Work to complete: Copy exactly the stretch of lines from the one holding "Read this page and output its text content." through the last line of the data below, inclusive. Leave out pictures.

Provided data:
-- begin --
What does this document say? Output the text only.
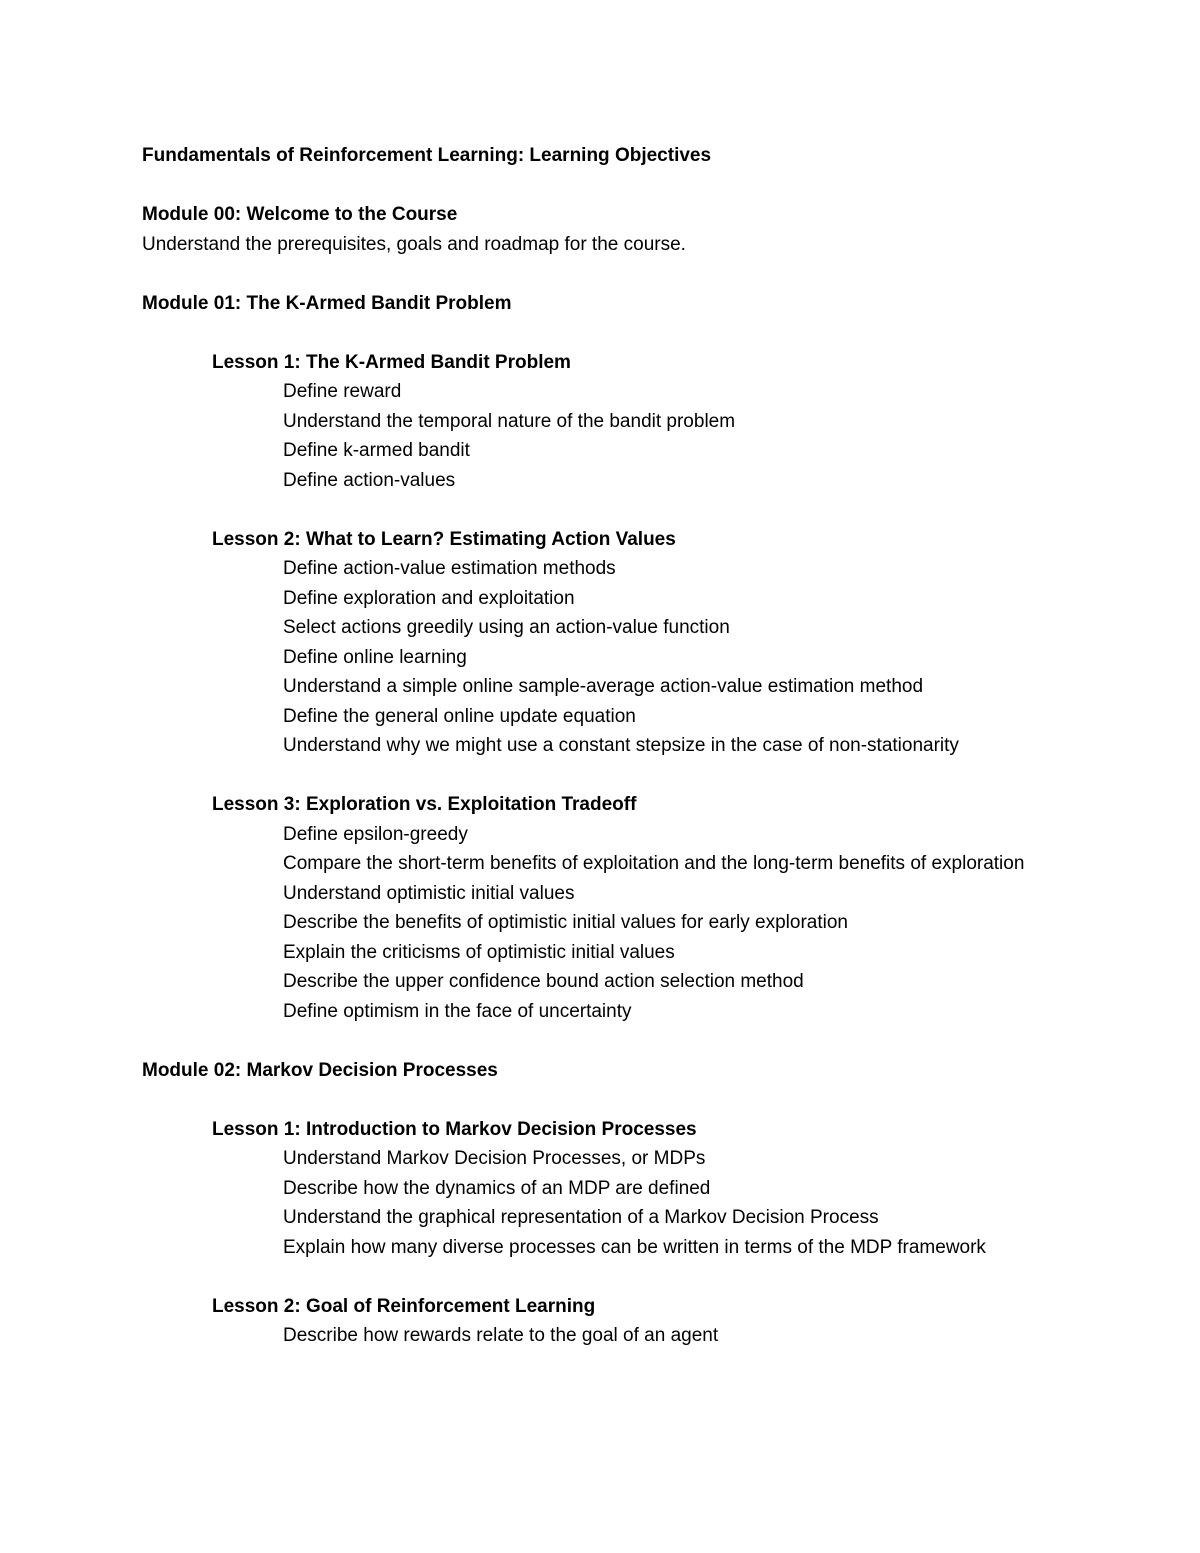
Fundamentals of Reinforcement Learning: Learning Objectives
Module 00: Welcome to the Course

Understand the prerequisites, goals and roadmap for the course.

Module 01: The K-Armed Bandit Problem
Lesson 1: The K-Armed Bandit Problem
Define reward
Understand the temporal nature of the bandit problem
Define k-armed bandit
Define action-values
Lesson 2: What to Learn? Estimating Action Values
Define action-value estimation methods
Define exploration and exploitation
Select actions greedily using an action-value function
Define online learning
Understand a simple online sample-average action-value estimation method
Define the general online update equation
Understand why we might use a constant stepsize in the case of non-stationarity
Lesson 3: Exploration vs. Exploitation Tradeoff
Define epsilon-greedy
Compare the short-term benefits of exploitation and the long-term benefits of exploration
Understand optimistic initial values
Describe the benefits of optimistic initial values for early exploration
Explain the criticisms of optimistic initial values
Describe the upper confidence bound action selection method
Define optimism in the face of uncertainty
Module 02: Markov Decision Processes
Lesson 1: Introduction to Markov Decision Processes
Understand Markov Decision Processes, or MDPs
Describe how the dynamics of an MDP are defined
Understand the graphical representation of a Markov Decision Process
Explain how many diverse processes can be written in terms of the MDP framework
Lesson 2: Goal of Reinforcement Learning
Describe how rewards relate to the goal of an agent
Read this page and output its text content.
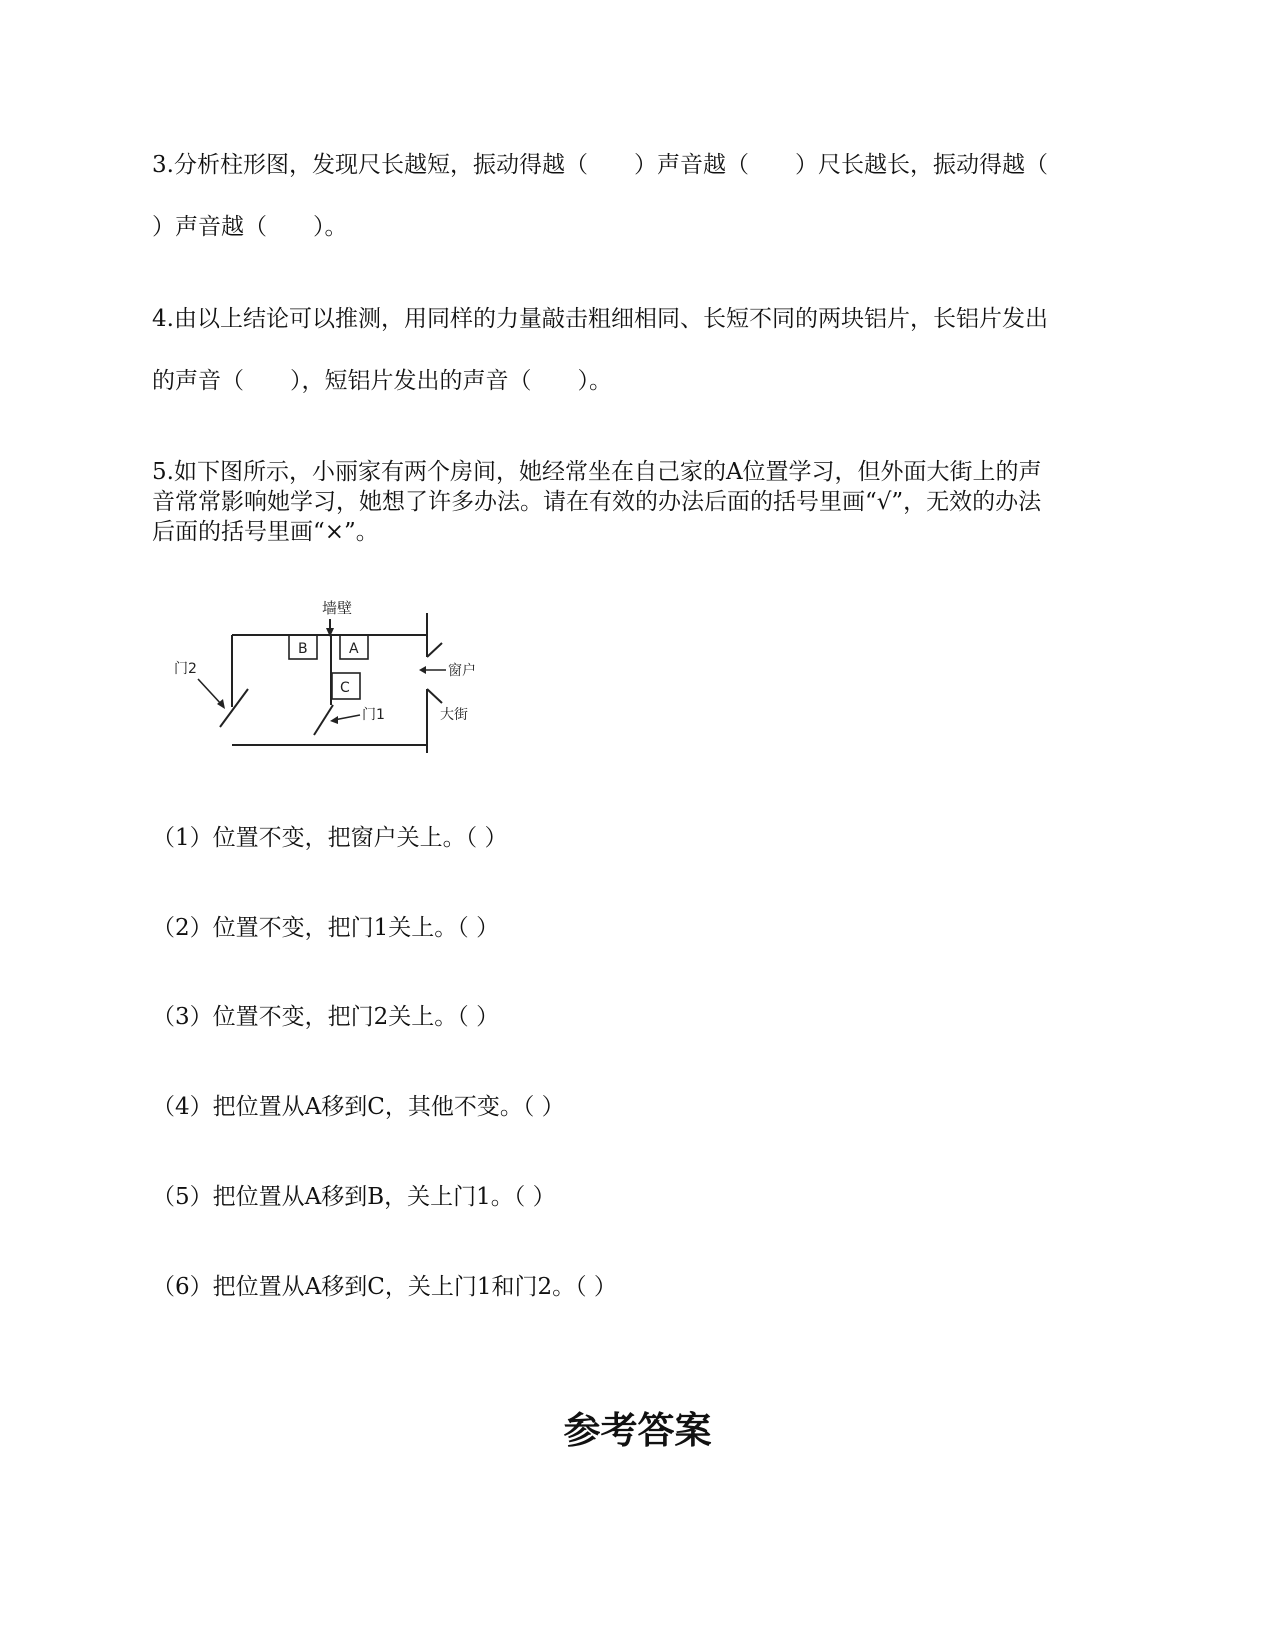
3.分析柱形图，发现尺长越短，振动得越（　　）声音越（　　）尺长越长，振动得越（

）声音越（　　）。

4.由以上结论可以推测，用同样的力量敲击粗细相同、长短不同的两块铝片，长铝片发出

的声音（　　），短铝片发出的声音（　　）。

5.如下图所示，小丽家有两个房间，她经常坐在自己家的A位置学习，但外面大街上的声

音常常影响她学习，她想了许多办法。请在有效的办法后面的括号里画“√”，无效的办法

后面的括号里画“×”。

墙壁
门2
门1
B	A
C
窗户
大街

（1）位置不变，把窗户关上。（ ）

（2）位置不变，把门1关上。（ ）

（3）位置不变，把门2关上。（ ）

（4）把位置从A移到C，其他不变。（ ）

（5）把位置从A移到B，关上门1。（ ）

（6）把位置从A移到C，关上门1和门2。（ ）

参考答案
-- end --
Full response:
Read this page and output its text content.
3.分析柱形图，发现尺长越短，振动得越（　　）声音越（　　）尺长越长，振动得越（

）声音越（　　）。

4.由以上结论可以推测，用同样的力量敲击粗细相同、长短不同的两块铝片，长铝片发出

的声音（　　），短铝片发出的声音（　　）。

5.如下图所示，小丽家有两个房间，她经常坐在自己家的A位置学习，但外面大街上的声

音常常影响她学习，她想了许多办法。请在有效的办法后面的括号里画“√”，无效的办法

后面的括号里画“×”。

墙壁
门2
门1
B	A
C
窗户
大街

（1）位置不变，把窗户关上。（ ）

（2）位置不变，把门1关上。（ ）

（3）位置不变，把门2关上。（ ）

（4）把位置从A移到C，其他不变。（ ）

（5）把位置从A移到B，关上门1。（ ）

（6）把位置从A移到C，关上门1和门2。（ ）

参考答案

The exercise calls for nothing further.